▶ [JOB]: Sort through the entries below and pull out lines containing the word "heading".

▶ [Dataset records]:
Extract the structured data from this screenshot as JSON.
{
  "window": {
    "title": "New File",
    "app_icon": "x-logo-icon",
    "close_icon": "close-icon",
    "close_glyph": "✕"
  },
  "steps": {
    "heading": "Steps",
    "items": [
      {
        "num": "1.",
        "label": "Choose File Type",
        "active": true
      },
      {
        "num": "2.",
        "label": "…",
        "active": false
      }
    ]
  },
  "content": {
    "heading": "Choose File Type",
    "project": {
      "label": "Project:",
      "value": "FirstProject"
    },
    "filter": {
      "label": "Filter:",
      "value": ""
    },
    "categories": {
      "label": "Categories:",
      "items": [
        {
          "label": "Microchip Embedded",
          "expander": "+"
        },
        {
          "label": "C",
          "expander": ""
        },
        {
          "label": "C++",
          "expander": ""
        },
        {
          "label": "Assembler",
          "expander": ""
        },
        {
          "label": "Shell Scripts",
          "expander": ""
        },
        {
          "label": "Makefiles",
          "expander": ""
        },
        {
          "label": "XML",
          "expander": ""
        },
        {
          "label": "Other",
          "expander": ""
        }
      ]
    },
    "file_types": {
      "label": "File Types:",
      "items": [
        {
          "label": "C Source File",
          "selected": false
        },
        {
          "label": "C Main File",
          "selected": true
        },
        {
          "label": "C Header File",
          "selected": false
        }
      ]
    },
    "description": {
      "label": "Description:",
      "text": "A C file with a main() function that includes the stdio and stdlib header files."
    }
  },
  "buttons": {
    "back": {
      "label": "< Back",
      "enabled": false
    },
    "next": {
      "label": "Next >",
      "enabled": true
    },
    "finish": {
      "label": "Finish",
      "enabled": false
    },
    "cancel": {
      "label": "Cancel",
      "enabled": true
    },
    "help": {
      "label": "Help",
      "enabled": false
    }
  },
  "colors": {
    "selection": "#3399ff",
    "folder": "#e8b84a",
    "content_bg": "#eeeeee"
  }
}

▶ [TASK OUTPUT]:
    "heading": "Steps",
    "heading": "Choose File Type",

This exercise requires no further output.